What you should do —
Which lines in the material below contain the word "true"? Copy each of them.

--- Exercise material ---

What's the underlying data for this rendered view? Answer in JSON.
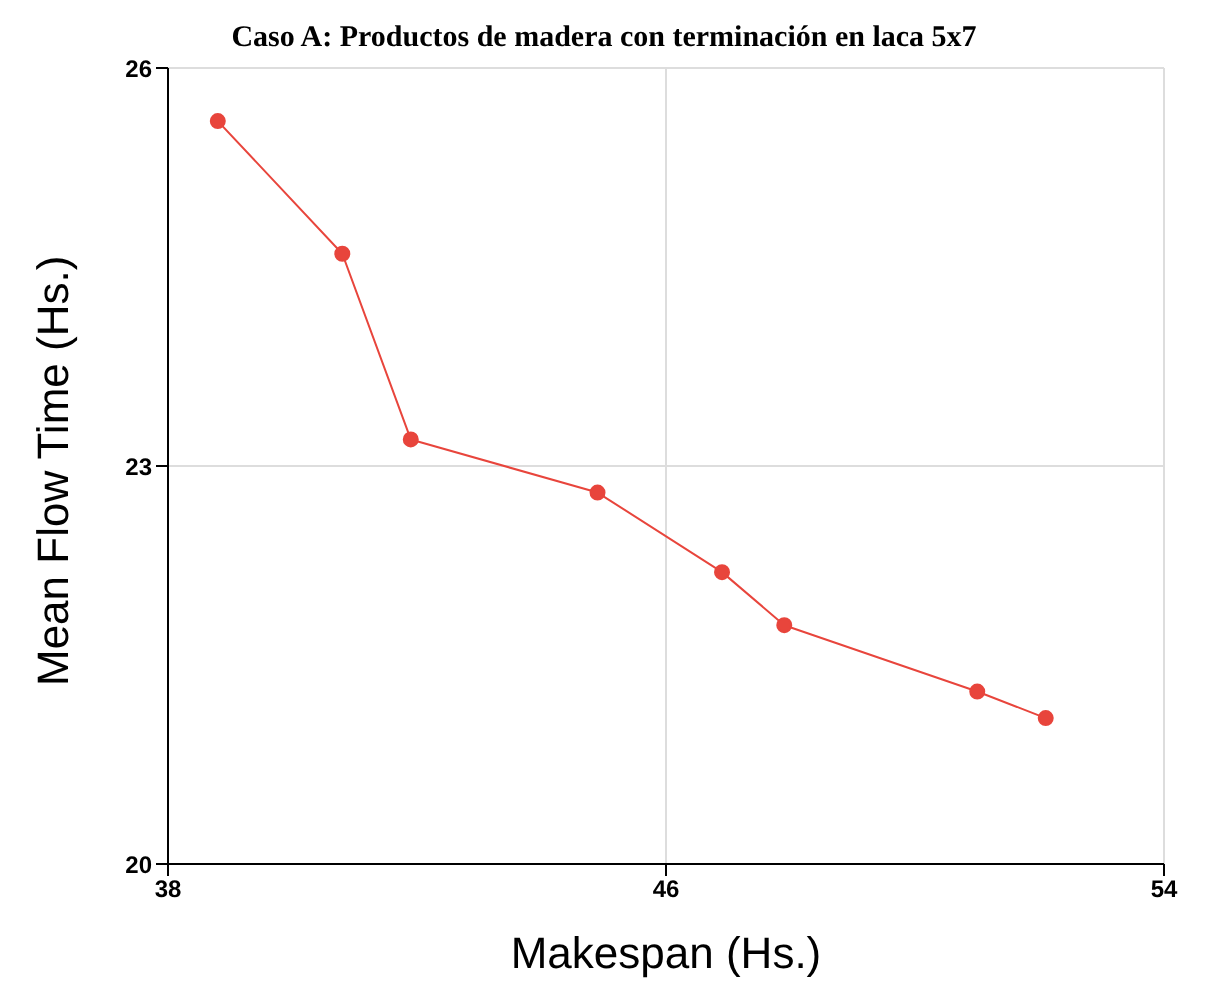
{
  "chart_data": {
    "type": "line",
    "title": "Caso A: Productos de madera con terminación en laca 5x7",
    "xlabel": "Makespan (Hs.)",
    "ylabel": "Mean Flow Time (Hs.)",
    "x": [
      38.8,
      40.8,
      41.9,
      44.9,
      46.9,
      47.9,
      51.0,
      52.1
    ],
    "series": [
      {
        "color": "#e8453c",
        "values": [
          25.6,
          24.6,
          23.2,
          22.8,
          22.2,
          21.8,
          21.3,
          21.1
        ]
      }
    ],
    "xlim": [
      38,
      54
    ],
    "xticks": [
      38,
      46,
      54
    ],
    "ylim": [
      20,
      26
    ],
    "yticks": [
      20,
      23,
      26
    ],
    "grid": true,
    "legend": false,
    "marker": "circle",
    "line_style": "solid"
  }
}
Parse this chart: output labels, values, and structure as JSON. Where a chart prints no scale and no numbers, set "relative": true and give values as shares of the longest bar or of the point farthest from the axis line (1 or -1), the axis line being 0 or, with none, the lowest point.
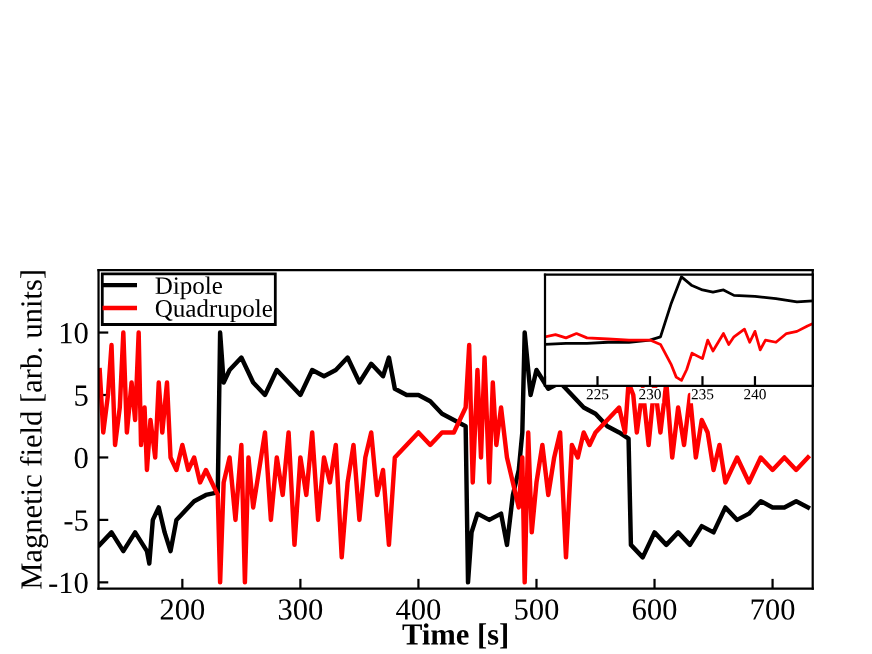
{
  "chart_data": [
    {
      "type": "line",
      "xlabel": "Time [s]",
      "ylabel": "Magnetic field [arb. units]",
      "xlim": [
        129,
        734
      ],
      "ylim": [
        -10.5,
        15
      ],
      "xticks": [
        200,
        300,
        400,
        500,
        600,
        700
      ],
      "yticks": [
        -10,
        -5,
        0,
        5,
        10
      ],
      "grid": false,
      "legend": "top left",
      "line_style": "solid",
      "series": [
        {
          "name": "Dipole",
          "color": "#000000",
          "x": [
            130,
            140,
            150,
            160,
            170,
            172,
            175,
            180,
            185,
            190,
            195,
            200,
            210,
            220,
            230,
            232,
            235,
            240,
            250,
            255,
            260,
            270,
            280,
            290,
            300,
            310,
            320,
            330,
            340,
            350,
            360,
            370,
            375,
            380,
            390,
            400,
            410,
            420,
            430,
            440,
            442,
            445,
            450,
            460,
            470,
            475,
            480,
            485,
            488,
            490,
            495,
            500,
            510,
            520,
            530,
            540,
            550,
            560,
            570,
            578,
            580,
            590,
            600,
            610,
            620,
            630,
            640,
            650,
            660,
            670,
            680,
            690,
            700,
            710,
            720,
            730
          ],
          "values": [
            -7,
            -6,
            -7.5,
            -6,
            -7.5,
            -8.5,
            -5,
            -4,
            -6,
            -7.5,
            -5,
            -4.5,
            -3.5,
            -3,
            -2.8,
            10,
            6,
            7,
            8,
            7,
            6,
            5,
            7,
            6,
            5,
            7,
            6.5,
            7,
            8,
            6,
            7.5,
            6.5,
            8,
            5.5,
            5,
            5,
            4.5,
            3.5,
            3,
            2.5,
            -10,
            -6,
            -4.5,
            -5,
            -4.5,
            -7,
            -3,
            -1,
            2,
            10,
            5,
            7,
            5.5,
            6,
            5,
            4,
            3.5,
            2.5,
            2,
            1.5,
            -7,
            -8,
            -6,
            -7,
            -6,
            -7,
            -5.5,
            -6,
            -4,
            -5,
            -4.5,
            -3.5,
            -4,
            -4,
            -3.5,
            -4
          ]
        },
        {
          "name": "Quadrupole",
          "color": "#ff0000",
          "x": [
            130,
            133,
            137,
            140,
            143,
            147,
            150,
            153,
            157,
            160,
            163,
            165,
            168,
            170,
            173,
            177,
            180,
            183,
            187,
            190,
            195,
            200,
            205,
            210,
            215,
            220,
            225,
            230,
            232,
            235,
            240,
            245,
            250,
            253,
            256,
            260,
            265,
            270,
            275,
            280,
            285,
            290,
            295,
            300,
            305,
            310,
            315,
            320,
            325,
            330,
            335,
            340,
            345,
            350,
            355,
            360,
            365,
            370,
            375,
            380,
            390,
            400,
            410,
            420,
            430,
            440,
            443,
            446,
            450,
            453,
            456,
            460,
            463,
            466,
            470,
            475,
            480,
            485,
            488,
            490,
            493,
            496,
            500,
            505,
            510,
            515,
            520,
            525,
            530,
            535,
            540,
            545,
            550,
            560,
            570,
            575,
            578,
            582,
            585,
            590,
            595,
            600,
            605,
            610,
            615,
            620,
            625,
            630,
            635,
            640,
            645,
            650,
            655,
            660,
            670,
            680,
            690,
            700,
            710,
            720,
            730
          ],
          "values": [
            7,
            2,
            5,
            9,
            1,
            4,
            10,
            2,
            6,
            3,
            10,
            1,
            4,
            -1,
            3,
            0,
            6,
            2,
            6,
            0,
            -1,
            1,
            -1,
            0,
            -2,
            -1,
            -2,
            -3,
            -10,
            -2,
            0,
            -5,
            1,
            -10,
            0,
            -4,
            -1,
            2,
            -5,
            0,
            -3,
            2,
            -7,
            0,
            -3,
            2,
            -5,
            0,
            -2,
            1,
            -8,
            -2,
            1,
            -5,
            0,
            2,
            -3,
            -1,
            -7,
            0,
            1,
            2,
            1,
            2,
            2,
            4,
            9,
            -2,
            7,
            0,
            8,
            -2,
            6,
            1,
            4,
            0,
            -2,
            -4,
            0,
            -10,
            2,
            -6,
            -2,
            1,
            -3,
            0,
            2,
            -8,
            1,
            0,
            2,
            1,
            2,
            3,
            4,
            2,
            6,
            5,
            2,
            5.5,
            1,
            6,
            2,
            6,
            0,
            4,
            1,
            5,
            0,
            3,
            2,
            -1,
            1,
            -2,
            0,
            -2,
            0,
            -1,
            0,
            -1,
            0
          ]
        }
      ]
    },
    {
      "type": "line",
      "relative": true,
      "xlim": [
        220,
        245.5
      ],
      "xticks": [
        {
          "value": 220,
          "label": null
        },
        225,
        230,
        235,
        240
      ],
      "tick_labels": "x",
      "line_style": "solid",
      "series": [
        {
          "color": "#000000",
          "x": [
            220,
            222,
            224,
            226,
            228,
            230,
            231,
            232,
            233,
            234,
            235,
            236,
            237,
            238,
            240,
            242,
            244,
            245.5
          ],
          "values": [
            0.38,
            0.39,
            0.39,
            0.4,
            0.4,
            0.42,
            0.45,
            0.75,
            1.0,
            0.92,
            0.88,
            0.86,
            0.88,
            0.83,
            0.82,
            0.8,
            0.77,
            0.78
          ]
        },
        {
          "color": "#ff0000",
          "x": [
            220,
            221,
            222,
            223,
            224,
            226,
            228,
            230,
            231,
            232,
            232.5,
            233,
            233.5,
            234,
            235,
            235.5,
            236,
            237,
            237.5,
            238,
            239,
            239.5,
            240,
            240.5,
            241,
            242,
            243,
            244,
            245,
            245.5
          ],
          "values": [
            0.45,
            0.47,
            0.44,
            0.48,
            0.44,
            0.43,
            0.42,
            0.42,
            0.38,
            0.2,
            0.08,
            0.05,
            0.15,
            0.3,
            0.25,
            0.42,
            0.32,
            0.48,
            0.38,
            0.45,
            0.52,
            0.4,
            0.5,
            0.33,
            0.42,
            0.4,
            0.48,
            0.5,
            0.55,
            0.57
          ]
        }
      ]
    }
  ]
}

---

Task result —
    "grid": true,
Parse this chart: output labels, values, and structure as JSON. Where a chart prints no scale and no numbers, set "relative": true and give values as shares of the longest bar or of the point farthest from the axis line (1 or -1), the axis line being 0 or, with none, the lowest point.
      "relative": true,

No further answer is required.